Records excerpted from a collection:
########
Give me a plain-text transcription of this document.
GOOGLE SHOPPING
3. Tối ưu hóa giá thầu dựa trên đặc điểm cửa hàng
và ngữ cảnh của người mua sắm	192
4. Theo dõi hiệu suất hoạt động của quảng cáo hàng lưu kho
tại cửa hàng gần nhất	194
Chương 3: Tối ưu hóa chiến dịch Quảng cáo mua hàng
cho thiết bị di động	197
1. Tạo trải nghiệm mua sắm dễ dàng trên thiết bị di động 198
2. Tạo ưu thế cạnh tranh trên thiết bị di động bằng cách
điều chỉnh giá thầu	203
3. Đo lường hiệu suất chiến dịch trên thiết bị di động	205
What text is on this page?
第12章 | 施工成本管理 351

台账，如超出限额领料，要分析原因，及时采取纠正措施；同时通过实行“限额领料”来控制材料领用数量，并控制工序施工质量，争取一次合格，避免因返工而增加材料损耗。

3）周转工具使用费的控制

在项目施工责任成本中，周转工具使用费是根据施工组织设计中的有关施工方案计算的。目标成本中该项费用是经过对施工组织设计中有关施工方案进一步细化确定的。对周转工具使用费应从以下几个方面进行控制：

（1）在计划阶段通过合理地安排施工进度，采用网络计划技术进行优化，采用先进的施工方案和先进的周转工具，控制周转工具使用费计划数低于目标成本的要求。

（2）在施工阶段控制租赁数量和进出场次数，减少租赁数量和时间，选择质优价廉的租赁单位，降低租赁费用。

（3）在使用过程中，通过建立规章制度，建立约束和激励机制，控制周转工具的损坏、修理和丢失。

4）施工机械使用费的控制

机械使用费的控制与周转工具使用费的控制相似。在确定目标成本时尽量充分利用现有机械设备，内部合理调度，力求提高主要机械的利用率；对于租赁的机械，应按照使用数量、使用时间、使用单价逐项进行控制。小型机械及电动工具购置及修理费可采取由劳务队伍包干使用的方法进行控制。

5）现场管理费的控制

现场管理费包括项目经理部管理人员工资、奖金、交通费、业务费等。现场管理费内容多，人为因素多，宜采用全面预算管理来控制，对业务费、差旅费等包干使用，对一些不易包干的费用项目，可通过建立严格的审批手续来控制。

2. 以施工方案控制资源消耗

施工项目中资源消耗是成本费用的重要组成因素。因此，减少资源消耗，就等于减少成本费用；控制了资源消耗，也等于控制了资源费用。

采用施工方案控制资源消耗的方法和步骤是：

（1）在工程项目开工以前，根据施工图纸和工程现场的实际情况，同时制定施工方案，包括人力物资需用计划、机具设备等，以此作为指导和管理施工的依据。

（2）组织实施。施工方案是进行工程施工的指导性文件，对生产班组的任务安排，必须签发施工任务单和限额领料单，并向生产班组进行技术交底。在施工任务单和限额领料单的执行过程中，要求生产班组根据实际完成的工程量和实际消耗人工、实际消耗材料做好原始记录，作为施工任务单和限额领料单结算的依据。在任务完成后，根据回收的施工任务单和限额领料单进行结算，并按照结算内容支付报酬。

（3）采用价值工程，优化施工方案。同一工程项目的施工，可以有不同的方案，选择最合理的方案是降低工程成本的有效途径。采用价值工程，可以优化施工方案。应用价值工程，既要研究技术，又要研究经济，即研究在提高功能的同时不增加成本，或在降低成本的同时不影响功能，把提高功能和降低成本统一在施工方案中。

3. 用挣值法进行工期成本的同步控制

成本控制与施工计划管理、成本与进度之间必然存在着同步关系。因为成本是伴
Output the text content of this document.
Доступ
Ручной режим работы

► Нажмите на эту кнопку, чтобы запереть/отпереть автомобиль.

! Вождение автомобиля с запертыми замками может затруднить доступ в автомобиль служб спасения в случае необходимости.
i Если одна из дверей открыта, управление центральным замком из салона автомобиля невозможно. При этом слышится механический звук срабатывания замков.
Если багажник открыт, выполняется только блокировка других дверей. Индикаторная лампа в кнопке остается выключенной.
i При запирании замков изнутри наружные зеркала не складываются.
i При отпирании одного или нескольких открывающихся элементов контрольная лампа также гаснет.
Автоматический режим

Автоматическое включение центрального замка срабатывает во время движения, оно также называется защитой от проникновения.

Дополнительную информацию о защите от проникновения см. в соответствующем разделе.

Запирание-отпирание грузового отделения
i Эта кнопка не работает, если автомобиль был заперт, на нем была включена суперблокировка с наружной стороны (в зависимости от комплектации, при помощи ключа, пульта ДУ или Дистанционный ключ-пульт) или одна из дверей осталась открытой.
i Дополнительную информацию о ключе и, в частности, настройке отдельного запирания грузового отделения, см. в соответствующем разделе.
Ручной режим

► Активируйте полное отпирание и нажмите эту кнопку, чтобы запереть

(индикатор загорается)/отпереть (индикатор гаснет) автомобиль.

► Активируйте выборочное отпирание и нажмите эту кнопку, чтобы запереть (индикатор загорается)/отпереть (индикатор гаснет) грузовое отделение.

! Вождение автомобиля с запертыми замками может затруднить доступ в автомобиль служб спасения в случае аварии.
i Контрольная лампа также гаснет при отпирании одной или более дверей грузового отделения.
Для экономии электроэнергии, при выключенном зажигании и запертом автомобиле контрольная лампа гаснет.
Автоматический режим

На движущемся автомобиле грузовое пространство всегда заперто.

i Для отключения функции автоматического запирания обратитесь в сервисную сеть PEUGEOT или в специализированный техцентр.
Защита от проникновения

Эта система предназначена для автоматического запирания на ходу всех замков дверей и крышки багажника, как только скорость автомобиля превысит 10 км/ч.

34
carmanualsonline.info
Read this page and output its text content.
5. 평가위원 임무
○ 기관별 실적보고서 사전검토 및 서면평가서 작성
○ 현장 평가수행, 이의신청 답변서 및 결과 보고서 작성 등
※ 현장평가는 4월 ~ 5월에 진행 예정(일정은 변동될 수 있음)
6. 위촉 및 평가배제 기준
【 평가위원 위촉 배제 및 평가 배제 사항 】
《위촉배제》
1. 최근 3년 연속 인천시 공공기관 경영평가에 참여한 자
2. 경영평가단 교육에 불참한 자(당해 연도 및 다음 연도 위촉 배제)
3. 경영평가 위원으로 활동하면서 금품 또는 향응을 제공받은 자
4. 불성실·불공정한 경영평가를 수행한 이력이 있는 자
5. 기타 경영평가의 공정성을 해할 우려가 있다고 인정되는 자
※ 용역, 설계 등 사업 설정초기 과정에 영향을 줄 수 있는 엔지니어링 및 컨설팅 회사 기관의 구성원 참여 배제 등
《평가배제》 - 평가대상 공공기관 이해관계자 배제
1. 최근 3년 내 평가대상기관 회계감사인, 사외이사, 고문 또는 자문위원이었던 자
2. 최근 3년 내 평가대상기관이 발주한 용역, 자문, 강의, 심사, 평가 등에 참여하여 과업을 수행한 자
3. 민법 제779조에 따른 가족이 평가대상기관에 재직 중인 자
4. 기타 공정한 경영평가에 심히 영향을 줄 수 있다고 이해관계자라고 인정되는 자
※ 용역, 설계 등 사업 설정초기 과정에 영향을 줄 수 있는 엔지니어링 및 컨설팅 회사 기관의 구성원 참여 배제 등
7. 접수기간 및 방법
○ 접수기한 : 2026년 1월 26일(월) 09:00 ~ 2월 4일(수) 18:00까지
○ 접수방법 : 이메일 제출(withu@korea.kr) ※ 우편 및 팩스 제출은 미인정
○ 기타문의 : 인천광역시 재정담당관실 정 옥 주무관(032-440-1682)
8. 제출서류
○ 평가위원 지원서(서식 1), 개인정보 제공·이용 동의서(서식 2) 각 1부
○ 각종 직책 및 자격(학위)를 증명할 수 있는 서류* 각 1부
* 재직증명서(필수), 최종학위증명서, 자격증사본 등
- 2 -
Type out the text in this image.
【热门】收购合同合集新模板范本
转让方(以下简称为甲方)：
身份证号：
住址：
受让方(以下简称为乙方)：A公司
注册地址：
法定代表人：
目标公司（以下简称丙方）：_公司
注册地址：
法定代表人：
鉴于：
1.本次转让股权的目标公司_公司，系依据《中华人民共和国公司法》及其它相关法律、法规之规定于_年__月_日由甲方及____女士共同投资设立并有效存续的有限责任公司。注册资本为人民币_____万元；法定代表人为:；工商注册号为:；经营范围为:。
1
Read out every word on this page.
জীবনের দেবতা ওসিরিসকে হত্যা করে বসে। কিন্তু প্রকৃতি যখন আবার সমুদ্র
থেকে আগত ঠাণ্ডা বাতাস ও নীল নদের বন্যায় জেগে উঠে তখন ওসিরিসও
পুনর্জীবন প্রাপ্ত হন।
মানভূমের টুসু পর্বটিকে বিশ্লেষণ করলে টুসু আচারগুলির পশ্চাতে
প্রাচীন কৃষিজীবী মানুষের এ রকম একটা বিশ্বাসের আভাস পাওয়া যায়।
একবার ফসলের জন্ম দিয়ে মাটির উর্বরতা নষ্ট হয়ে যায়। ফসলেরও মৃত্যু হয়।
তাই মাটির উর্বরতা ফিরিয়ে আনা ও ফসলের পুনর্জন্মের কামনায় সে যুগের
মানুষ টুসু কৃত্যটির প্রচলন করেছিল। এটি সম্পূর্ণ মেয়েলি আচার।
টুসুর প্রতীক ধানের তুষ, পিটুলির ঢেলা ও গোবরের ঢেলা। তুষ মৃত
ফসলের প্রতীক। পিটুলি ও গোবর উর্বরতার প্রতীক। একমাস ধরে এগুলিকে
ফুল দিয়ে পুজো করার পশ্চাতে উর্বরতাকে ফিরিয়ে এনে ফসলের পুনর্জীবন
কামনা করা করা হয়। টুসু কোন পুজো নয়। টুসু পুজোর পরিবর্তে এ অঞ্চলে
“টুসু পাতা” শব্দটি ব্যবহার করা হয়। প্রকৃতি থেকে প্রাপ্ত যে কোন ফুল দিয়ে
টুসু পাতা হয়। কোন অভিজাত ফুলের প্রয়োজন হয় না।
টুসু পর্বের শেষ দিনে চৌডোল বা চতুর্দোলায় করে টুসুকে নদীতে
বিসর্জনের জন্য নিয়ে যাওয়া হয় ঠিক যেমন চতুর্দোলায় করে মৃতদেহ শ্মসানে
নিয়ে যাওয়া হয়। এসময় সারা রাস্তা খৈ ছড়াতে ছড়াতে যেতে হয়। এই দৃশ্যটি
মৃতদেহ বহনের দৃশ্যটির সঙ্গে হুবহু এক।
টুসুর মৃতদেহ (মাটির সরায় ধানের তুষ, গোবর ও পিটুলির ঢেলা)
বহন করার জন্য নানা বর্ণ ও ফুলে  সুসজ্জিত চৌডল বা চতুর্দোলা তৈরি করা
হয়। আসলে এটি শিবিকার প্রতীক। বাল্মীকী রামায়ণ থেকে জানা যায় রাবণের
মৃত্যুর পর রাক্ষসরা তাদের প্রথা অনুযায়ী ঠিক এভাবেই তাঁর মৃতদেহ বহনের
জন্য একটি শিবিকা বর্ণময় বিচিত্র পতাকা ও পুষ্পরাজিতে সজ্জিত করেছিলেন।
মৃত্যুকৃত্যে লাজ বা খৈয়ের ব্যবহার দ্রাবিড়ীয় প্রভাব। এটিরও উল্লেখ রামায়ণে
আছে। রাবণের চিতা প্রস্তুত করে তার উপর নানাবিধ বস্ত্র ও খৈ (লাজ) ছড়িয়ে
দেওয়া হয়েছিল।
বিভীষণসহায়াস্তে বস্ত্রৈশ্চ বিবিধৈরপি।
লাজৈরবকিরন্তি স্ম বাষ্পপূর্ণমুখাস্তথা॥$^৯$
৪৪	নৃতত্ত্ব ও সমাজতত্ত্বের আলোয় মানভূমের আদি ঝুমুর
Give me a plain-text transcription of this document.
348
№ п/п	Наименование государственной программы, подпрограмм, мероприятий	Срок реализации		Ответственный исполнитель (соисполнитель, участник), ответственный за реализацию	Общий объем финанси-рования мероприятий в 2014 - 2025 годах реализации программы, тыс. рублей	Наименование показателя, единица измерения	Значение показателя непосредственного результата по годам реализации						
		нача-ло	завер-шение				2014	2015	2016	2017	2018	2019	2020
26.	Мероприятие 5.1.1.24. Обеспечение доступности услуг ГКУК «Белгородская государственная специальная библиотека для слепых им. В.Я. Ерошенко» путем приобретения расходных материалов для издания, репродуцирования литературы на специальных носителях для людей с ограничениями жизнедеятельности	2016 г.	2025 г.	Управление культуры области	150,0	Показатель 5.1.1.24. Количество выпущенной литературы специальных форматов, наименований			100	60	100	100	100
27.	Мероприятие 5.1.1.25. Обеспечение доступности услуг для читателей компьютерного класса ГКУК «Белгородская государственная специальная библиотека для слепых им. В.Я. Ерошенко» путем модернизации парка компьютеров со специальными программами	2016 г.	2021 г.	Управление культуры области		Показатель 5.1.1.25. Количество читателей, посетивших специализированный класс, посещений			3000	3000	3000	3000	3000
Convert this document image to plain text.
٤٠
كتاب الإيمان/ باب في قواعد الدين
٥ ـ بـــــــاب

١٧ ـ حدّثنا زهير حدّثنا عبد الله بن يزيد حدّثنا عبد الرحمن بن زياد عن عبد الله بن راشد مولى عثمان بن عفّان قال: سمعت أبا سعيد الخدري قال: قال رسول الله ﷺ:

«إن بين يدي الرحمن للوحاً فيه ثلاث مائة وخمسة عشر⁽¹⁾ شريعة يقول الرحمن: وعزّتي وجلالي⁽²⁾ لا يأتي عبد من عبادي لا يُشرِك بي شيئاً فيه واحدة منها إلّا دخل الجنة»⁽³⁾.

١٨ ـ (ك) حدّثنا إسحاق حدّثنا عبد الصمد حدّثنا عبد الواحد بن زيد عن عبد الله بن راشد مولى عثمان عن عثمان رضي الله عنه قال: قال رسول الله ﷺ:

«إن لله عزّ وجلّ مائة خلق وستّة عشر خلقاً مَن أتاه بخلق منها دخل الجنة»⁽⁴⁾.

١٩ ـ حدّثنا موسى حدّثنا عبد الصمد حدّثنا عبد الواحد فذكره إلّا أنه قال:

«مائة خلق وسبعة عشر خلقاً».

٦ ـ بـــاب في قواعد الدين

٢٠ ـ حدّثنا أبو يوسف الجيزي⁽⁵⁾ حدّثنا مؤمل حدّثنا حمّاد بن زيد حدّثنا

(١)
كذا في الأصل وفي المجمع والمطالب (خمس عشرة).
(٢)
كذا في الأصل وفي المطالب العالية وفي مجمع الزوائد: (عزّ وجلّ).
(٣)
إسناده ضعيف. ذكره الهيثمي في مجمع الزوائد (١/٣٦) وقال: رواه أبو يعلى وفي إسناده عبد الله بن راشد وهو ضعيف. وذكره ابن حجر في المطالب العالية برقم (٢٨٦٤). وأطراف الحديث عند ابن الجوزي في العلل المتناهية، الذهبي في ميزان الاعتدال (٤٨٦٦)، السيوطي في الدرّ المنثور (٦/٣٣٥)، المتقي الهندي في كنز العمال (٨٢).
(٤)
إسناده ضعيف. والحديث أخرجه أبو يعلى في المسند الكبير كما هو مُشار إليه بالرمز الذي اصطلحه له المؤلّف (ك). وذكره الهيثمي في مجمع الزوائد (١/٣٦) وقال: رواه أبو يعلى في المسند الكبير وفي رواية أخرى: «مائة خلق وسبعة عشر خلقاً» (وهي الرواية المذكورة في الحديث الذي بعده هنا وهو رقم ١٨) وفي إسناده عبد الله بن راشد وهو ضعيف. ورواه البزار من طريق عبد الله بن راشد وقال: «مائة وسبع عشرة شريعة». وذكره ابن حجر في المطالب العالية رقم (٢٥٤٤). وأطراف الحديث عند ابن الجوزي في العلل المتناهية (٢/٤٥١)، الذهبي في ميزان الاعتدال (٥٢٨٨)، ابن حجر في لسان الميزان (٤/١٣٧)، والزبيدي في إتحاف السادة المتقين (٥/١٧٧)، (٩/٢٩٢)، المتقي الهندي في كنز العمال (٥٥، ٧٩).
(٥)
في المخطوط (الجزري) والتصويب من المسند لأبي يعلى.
########
*WHAT YOU HAVE TO DO*. Using the entries above, find all lines with "гаснет". Copy them.

*RESULT FOR THIS TASK*.
i При отпирании одного или нескольких открывающихся элементов контрольная лампа также гаснет.
(индикатор загорается)/отпереть (индикатор гаснет) автомобиль.
► Активируйте выборочное отпирание и нажмите эту кнопку, чтобы запереть (индикатор загорается)/отпереть (индикатор гаснет) грузовое отделение.
i Контрольная лампа также гаснет при отпирании одной или более дверей грузового отделения.
Для экономии электроэнергии, при выключенном зажигании и запертом автомобиле контрольная лампа гаснет.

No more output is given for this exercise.